• [TASK OBJECTIVE] Transcribe every line exactly and omit anything that is a picture.

********

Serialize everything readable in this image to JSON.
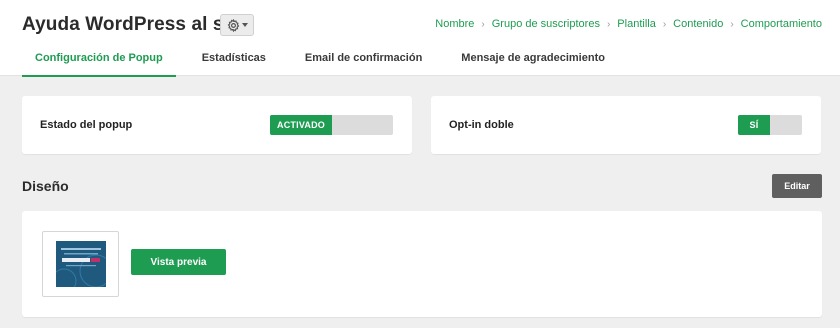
{
  "header": {
    "title": "Ayuda WordPress al salir",
    "gear_icon": "gear-icon"
  },
  "breadcrumb": [
    "Nombre",
    "Grupo de suscriptores",
    "Plantilla",
    "Contenido",
    "Comportamiento"
  ],
  "tabs": [
    {
      "label": "Configuración de Popup",
      "active": true
    },
    {
      "label": "Estadísticas",
      "active": false
    },
    {
      "label": "Email de confirmación",
      "active": false
    },
    {
      "label": "Mensaje de agradecimiento",
      "active": false
    }
  ],
  "status_card": {
    "label": "Estado del popup",
    "toggle_label": "ACTIVADO",
    "enabled": true
  },
  "optin_card": {
    "label": "Opt-in doble",
    "toggle_label": "SÍ",
    "enabled": true
  },
  "design": {
    "title": "Diseño",
    "edit_label": "Editar",
    "preview_label": "Vista previa"
  },
  "colors": {
    "accent": "#1e9c52",
    "edit_button": "#5f5f5f",
    "background": "#efefef"
  }
}
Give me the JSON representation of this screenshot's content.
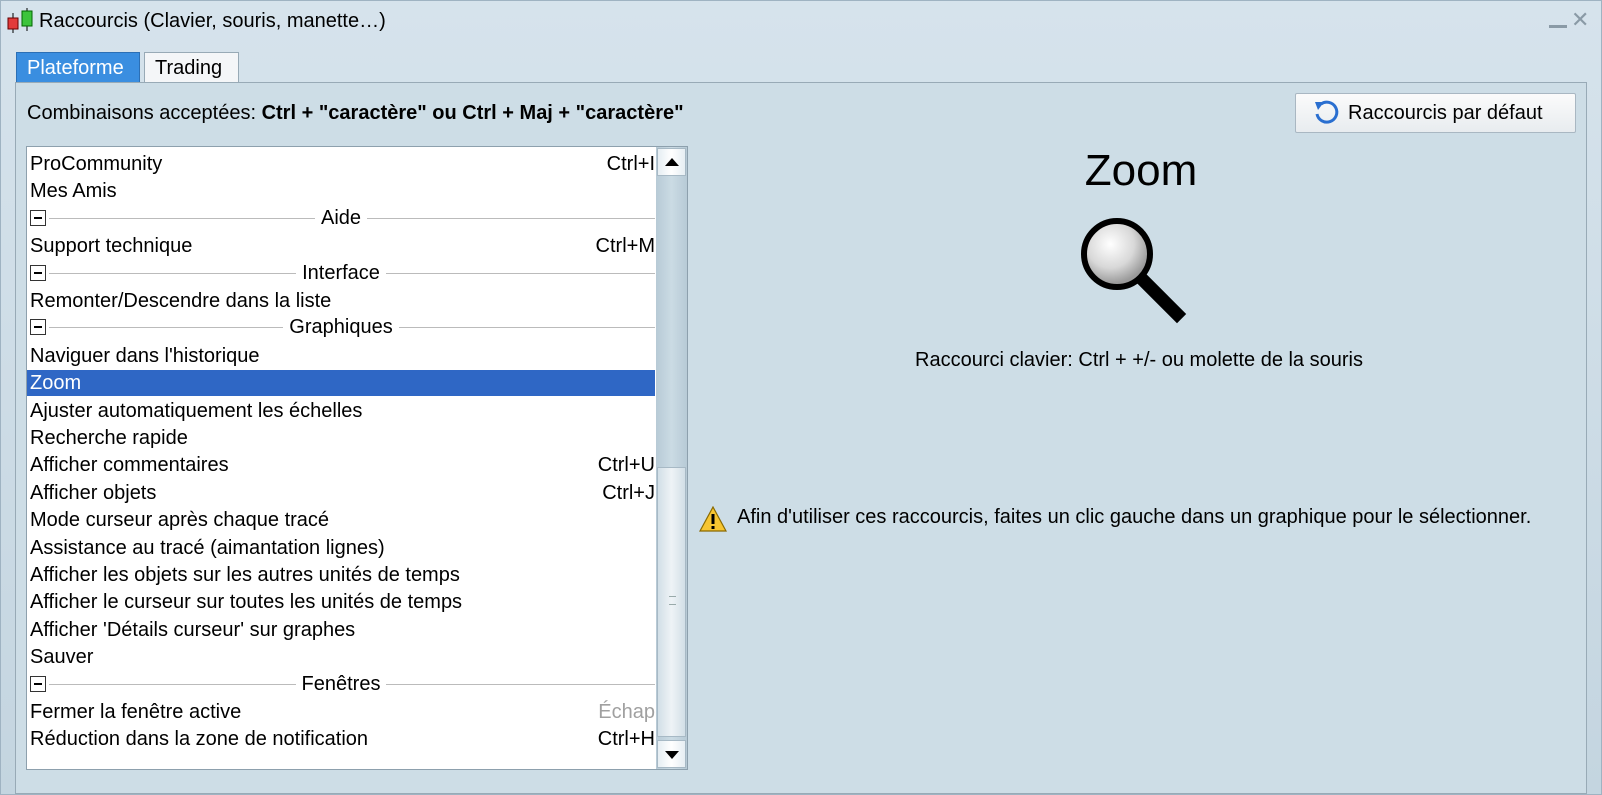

********

• [ANSWER IN FULL]
Serialize everything readable in this image to JSON.
{
  "header": {
    "title": "Ayuda WordPress al salir",
    "gear_icon": "gear-icon"
  },
  "breadcrumb": [
    "Nombre",
    "Grupo de suscriptores",
    "Plantilla",
    "Contenido",
    "Comportamiento"
  ],
  "tabs": [
    {
      "label": "Configuración de Popup",
      "active": true
    },
    {
      "label": "Estadísticas",
      "active": false
    },
    {
      "label": "Email de confirmación",
      "active": false
    },
    {
      "label": "Mensaje de agradecimiento",
      "active": false
    }
  ],
  "status_card": {
    "label": "Estado del popup",
    "toggle_label": "ACTIVADO",
    "enabled": true
  },
  "optin_card": {
    "label": "Opt-in doble",
    "toggle_label": "SÍ",
    "enabled": true
  },
  "design": {
    "title": "Diseño",
    "edit_label": "Editar",
    "preview_label": "Vista previa"
  },
  "colors": {
    "accent": "#1e9c52",
    "edit_button": "#5f5f5f",
    "background": "#efefef"
  }
}
Give me the JSON representation of this screenshot's content.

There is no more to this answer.